■ **EXERCISE**: Locate every line in the records below that holds the word "screenshot" and return each one.
-------- DATASET RECORDS --------
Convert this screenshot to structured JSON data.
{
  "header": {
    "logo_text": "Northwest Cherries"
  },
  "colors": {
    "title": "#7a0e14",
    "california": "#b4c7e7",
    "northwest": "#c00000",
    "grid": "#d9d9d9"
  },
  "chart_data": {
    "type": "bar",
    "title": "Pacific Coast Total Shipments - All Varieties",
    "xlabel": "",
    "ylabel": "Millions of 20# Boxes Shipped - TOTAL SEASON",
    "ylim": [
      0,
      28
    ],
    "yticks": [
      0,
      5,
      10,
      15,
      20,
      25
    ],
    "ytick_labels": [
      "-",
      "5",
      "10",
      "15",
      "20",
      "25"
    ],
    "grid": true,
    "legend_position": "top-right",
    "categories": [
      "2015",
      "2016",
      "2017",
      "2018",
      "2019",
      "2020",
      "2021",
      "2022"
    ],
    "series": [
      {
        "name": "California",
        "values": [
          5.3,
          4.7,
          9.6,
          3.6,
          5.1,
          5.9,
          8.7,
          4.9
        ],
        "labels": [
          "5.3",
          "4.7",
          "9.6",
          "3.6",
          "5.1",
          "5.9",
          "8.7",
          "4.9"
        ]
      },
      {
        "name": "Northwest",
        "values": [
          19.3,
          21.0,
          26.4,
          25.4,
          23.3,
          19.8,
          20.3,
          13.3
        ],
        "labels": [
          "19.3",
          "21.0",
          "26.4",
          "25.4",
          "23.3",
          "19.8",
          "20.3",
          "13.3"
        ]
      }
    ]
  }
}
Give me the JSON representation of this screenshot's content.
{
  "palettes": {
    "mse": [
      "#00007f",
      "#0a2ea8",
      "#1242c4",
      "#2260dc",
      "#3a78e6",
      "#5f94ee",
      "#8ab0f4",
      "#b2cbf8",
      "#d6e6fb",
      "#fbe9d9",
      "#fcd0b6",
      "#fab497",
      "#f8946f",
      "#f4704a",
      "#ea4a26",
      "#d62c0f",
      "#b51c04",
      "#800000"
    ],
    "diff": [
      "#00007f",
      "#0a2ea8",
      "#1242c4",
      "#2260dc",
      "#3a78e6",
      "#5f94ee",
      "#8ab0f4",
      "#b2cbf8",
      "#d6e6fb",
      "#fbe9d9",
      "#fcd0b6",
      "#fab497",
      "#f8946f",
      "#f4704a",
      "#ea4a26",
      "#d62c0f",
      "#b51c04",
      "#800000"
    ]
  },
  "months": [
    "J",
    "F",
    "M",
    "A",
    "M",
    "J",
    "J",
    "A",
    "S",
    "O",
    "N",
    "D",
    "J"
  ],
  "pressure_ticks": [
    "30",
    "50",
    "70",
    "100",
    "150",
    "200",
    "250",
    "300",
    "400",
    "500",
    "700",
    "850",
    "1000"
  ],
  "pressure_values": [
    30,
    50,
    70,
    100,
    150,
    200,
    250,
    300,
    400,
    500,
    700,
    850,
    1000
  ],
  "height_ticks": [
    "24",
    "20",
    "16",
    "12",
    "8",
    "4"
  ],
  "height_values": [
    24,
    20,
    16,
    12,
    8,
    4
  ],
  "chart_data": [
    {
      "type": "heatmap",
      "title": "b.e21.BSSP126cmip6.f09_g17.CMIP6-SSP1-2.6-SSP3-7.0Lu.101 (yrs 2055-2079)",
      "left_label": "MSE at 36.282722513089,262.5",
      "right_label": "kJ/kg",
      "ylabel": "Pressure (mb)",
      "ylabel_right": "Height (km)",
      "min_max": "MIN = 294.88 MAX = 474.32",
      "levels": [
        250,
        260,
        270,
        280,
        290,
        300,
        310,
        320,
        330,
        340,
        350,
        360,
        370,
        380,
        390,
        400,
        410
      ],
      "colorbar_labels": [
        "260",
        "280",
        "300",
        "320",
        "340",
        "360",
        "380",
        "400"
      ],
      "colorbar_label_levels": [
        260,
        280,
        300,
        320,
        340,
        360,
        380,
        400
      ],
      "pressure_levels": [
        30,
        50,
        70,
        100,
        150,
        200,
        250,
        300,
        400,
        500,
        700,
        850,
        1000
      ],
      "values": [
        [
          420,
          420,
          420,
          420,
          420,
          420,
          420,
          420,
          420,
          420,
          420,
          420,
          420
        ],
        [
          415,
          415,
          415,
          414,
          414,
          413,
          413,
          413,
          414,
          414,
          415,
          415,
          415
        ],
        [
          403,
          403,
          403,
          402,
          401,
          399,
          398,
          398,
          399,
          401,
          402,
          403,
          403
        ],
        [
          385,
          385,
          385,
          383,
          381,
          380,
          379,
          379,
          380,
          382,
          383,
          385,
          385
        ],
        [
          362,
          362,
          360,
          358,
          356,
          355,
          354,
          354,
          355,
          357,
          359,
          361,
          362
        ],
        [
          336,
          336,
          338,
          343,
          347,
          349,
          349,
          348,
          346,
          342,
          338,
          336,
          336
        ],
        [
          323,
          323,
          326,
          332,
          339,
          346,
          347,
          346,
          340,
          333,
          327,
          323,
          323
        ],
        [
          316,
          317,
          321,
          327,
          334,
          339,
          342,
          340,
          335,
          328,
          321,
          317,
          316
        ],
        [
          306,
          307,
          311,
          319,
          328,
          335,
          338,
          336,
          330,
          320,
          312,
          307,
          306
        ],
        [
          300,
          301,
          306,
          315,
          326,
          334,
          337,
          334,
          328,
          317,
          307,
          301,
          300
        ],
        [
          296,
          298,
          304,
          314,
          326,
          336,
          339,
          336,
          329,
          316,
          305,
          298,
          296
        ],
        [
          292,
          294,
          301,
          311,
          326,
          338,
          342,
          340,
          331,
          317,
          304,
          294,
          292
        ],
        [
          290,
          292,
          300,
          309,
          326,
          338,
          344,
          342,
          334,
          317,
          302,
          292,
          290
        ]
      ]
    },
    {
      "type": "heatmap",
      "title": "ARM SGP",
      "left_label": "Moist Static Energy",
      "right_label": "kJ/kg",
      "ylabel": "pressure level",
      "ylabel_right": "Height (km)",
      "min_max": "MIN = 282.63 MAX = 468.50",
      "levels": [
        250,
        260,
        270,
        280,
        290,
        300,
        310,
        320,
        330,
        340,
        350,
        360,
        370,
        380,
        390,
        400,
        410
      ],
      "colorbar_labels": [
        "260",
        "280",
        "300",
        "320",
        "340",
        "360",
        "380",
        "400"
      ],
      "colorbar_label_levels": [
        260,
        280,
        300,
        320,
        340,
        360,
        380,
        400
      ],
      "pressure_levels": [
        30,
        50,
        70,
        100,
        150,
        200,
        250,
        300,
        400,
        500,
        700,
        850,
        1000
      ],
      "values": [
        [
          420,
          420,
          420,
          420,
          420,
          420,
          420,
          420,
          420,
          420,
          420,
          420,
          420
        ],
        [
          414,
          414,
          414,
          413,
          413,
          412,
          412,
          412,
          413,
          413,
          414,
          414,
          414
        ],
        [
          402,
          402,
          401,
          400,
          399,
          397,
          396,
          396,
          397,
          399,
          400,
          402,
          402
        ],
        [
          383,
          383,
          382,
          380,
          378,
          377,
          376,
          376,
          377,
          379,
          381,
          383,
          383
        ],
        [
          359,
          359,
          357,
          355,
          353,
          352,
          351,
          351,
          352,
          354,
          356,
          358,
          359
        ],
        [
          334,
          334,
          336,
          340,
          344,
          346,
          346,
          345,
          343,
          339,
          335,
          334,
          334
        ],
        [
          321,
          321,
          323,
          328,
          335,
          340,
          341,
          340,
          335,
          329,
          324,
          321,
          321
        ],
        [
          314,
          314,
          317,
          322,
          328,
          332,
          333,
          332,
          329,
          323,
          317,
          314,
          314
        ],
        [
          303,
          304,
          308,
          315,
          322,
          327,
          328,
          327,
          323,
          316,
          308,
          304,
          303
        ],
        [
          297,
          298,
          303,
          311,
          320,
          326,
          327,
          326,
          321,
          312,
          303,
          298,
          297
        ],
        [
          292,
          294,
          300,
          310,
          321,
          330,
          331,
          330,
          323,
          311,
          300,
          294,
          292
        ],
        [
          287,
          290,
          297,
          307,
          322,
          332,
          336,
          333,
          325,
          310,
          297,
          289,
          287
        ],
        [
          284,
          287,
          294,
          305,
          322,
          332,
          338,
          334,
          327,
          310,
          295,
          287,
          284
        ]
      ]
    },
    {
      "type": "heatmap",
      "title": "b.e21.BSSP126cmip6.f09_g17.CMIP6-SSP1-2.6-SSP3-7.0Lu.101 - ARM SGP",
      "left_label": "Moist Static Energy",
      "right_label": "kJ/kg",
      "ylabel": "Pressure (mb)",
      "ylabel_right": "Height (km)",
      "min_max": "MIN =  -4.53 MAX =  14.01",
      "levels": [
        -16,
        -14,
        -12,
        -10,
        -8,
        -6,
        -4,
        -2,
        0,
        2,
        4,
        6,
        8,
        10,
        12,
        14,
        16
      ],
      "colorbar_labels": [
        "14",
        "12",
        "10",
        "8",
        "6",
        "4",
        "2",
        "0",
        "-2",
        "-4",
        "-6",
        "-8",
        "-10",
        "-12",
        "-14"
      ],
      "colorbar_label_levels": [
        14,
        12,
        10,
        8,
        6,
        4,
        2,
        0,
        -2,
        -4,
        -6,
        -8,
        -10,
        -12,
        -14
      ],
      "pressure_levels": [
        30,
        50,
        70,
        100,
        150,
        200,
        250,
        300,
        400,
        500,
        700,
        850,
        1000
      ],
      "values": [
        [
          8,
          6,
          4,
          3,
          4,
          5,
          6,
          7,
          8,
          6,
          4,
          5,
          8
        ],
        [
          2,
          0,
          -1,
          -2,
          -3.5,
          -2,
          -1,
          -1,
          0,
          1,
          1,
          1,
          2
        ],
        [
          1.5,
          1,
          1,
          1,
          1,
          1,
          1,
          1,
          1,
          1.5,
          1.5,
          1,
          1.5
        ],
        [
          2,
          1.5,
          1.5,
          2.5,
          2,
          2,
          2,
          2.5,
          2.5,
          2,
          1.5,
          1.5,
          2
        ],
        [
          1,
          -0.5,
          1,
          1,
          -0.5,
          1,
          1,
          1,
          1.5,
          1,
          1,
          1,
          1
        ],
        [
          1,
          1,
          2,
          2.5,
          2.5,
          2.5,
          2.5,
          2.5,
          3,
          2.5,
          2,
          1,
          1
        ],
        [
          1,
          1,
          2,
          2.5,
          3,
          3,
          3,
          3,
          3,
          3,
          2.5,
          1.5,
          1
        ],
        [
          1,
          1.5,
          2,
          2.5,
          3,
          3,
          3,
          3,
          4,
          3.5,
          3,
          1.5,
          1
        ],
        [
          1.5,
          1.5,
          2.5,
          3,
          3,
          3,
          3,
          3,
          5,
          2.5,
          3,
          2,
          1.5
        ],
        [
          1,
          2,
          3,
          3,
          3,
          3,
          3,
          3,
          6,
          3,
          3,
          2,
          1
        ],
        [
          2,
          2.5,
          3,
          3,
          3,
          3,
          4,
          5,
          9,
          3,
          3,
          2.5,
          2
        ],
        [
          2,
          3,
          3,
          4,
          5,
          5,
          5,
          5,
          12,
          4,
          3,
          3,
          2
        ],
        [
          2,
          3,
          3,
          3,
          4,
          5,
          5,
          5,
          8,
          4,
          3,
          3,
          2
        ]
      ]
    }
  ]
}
--------
■ **EXERCISE OUTPUT**:
Convert this screenshot to structured JSON data.
Give me the JSON representation of this screenshot's content.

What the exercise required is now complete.